┌──

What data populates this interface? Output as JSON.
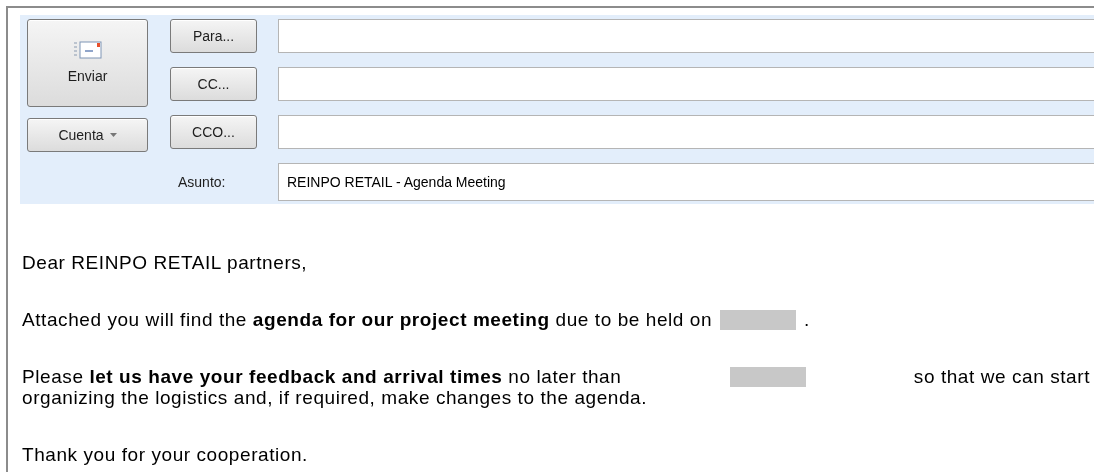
{
  "header": {
    "send_button": "Enviar",
    "account_button": "Cuenta",
    "address_rows": [
      {
        "button": "Para...",
        "value": ""
      },
      {
        "button": "CC...",
        "value": ""
      },
      {
        "button": "CCO...",
        "value": ""
      }
    ],
    "subject": {
      "label": "Asunto:",
      "value": "REINPO RETAIL - Agenda Meeting"
    }
  },
  "body": [
    {
      "lines": [
        [
          {
            "kind": "text",
            "text": "Dear REINPO RETAIL partners,"
          }
        ]
      ]
    },
    {
      "lines": [
        [
          {
            "kind": "text",
            "text": "Attached you will find the **agenda for our project meeting** due to be held on"
          },
          {
            "kind": "redacted"
          },
          {
            "kind": "text",
            "text": "."
          }
        ]
      ]
    },
    {
      "lines": [
        [
          {
            "kind": "text",
            "text": "Please **let us have your feedback and arrival times** no later than"
          },
          {
            "kind": "redacted"
          },
          {
            "kind": "text",
            "text": "so that we can start"
          }
        ],
        [
          {
            "kind": "text",
            "text": "organizing the logistics and, if required, make changes to the agenda."
          }
        ]
      ]
    },
    {
      "lines": [
        [
          {
            "kind": "text",
            "text": "Thank you for your cooperation."
          }
        ]
      ]
    }
  ]
}
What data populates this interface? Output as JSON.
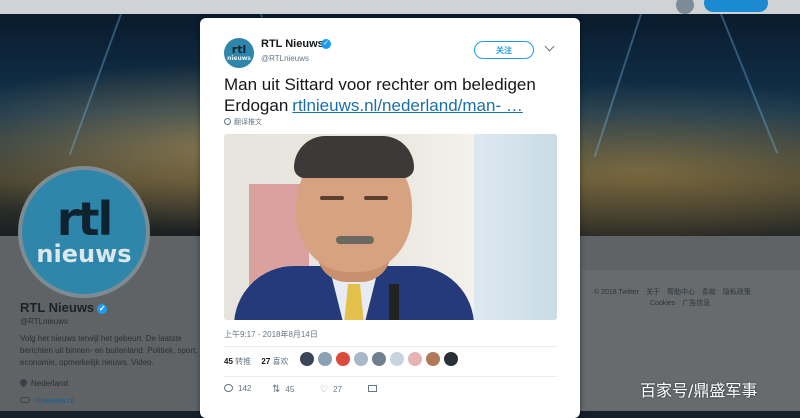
{
  "background_profile": {
    "logo_rtl": "rtl",
    "logo_nieuws": "nieuws",
    "name": "RTL Nieuws",
    "handle": "@RTLnieuws",
    "bio": "Volg het nieuws terwijl het gebeurt. De laatste berichten uit binnen- en buitenland. Politiek, sport, economie, opmerkelijk nieuws. Video.",
    "location": "Nederland",
    "url": "rtlnieuws.nl",
    "footer_links": [
      "© 2018 Twitter",
      "关于",
      "帮助中心",
      "条款",
      "隐私政策",
      "Cookies",
      "广告信息"
    ]
  },
  "tweet": {
    "avatar_rtl": "rtl",
    "avatar_nieuws": "nieuws",
    "author_name": "RTL Nieuws",
    "verified_mark": "✓",
    "author_handle": "@RTLnieuws",
    "follow_label": "关注",
    "text": "Man uit Sittard voor rechter om beledigen Erdogan",
    "link_text": "rtlnieuws.nl/nederland/man- …",
    "translate_label": "翻译推文",
    "timestamp": "上午9:17 - 2018年8月14日",
    "retweets_count": "45",
    "retweets_label": "转推",
    "likes_count": "27",
    "likes_label": "喜欢",
    "liker_colors": [
      "#3a4656",
      "#8aa0b3",
      "#d94b3c",
      "#a7b8c9",
      "#6f7f8f",
      "#c8d4df",
      "#e6b3b3",
      "#b07a5a",
      "#2b2f36"
    ],
    "actions": {
      "reply_count": "142",
      "retweet_count": "45",
      "like_count": "27"
    }
  },
  "watermark": "百家号/鼎盛军事"
}
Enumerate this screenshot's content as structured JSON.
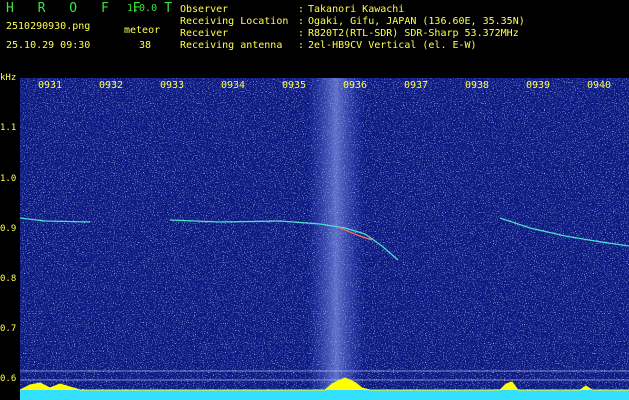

└──

Retype the whole listing, keeping every line identical and omitting all pictures.

What data populates this interface? Output as JSON.
{
  "header": {
    "send_button": "Enviar",
    "account_button": "Cuenta",
    "address_rows": [
      {
        "button": "Para...",
        "value": ""
      },
      {
        "button": "CC...",
        "value": ""
      },
      {
        "button": "CCO...",
        "value": ""
      }
    ],
    "subject": {
      "label": "Asunto:",
      "value": "REINPO RETAIL - Agenda Meeting"
    }
  },
  "body": [
    {
      "lines": [
        [
          {
            "kind": "text",
            "text": "Dear REINPO RETAIL partners,"
          }
        ]
      ]
    },
    {
      "lines": [
        [
          {
            "kind": "text",
            "text": "Attached you will find the **agenda for our project meeting** due to be held on"
          },
          {
            "kind": "redacted"
          },
          {
            "kind": "text",
            "text": "."
          }
        ]
      ]
    },
    {
      "lines": [
        [
          {
            "kind": "text",
            "text": "Please **let us have your feedback and arrival times** no later than"
          },
          {
            "kind": "redacted"
          },
          {
            "kind": "text",
            "text": "so that we can start"
          }
        ],
        [
          {
            "kind": "text",
            "text": "organizing the logistics and, if required, make changes to the agenda."
          }
        ]
      ]
    },
    {
      "lines": [
        [
          {
            "kind": "text",
            "text": "Thank you for your cooperation."
          }
        ]
      ]
    }
  ]
}
What data populates this interface? Output as JSON.
{
  "background_profile": {
    "logo_rtl": "rtl",
    "logo_nieuws": "nieuws",
    "name": "RTL Nieuws",
    "handle": "@RTLnieuws",
    "bio": "Volg het nieuws terwijl het gebeurt. De laatste berichten uit binnen- en buitenland. Politiek, sport, economie, opmerkelijk nieuws. Video.",
    "location": "Nederland",
    "url": "rtlnieuws.nl",
    "footer_links": [
      "© 2018 Twitter",
      "关于",
      "帮助中心",
      "条款",
      "隐私政策",
      "Cookies",
      "广告信息"
    ]
  },
  "tweet": {
    "avatar_rtl": "rtl",
    "avatar_nieuws": "nieuws",
    "author_name": "RTL Nieuws",
    "verified_mark": "✓",
    "author_handle": "@RTLnieuws",
    "follow_label": "关注",
    "text": "Man uit Sittard voor rechter om beledigen Erdogan",
    "link_text": "rtlnieuws.nl/nederland/man- …",
    "translate_label": "翻译推文",
    "timestamp": "上午9:17 - 2018年8月14日",
    "retweets_count": "45",
    "retweets_label": "转推",
    "likes_count": "27",
    "likes_label": "喜欢",
    "liker_colors": [
      "#3a4656",
      "#8aa0b3",
      "#d94b3c",
      "#a7b8c9",
      "#6f7f8f",
      "#c8d4df",
      "#e6b3b3",
      "#b07a5a",
      "#2b2f36"
    ],
    "actions": {
      "reply_count": "142",
      "retweet_count": "45",
      "like_count": "27"
    }
  },
  "watermark": "百家号/鼎盛军事"
}
Enumerate this screenshot's content as structured JSON.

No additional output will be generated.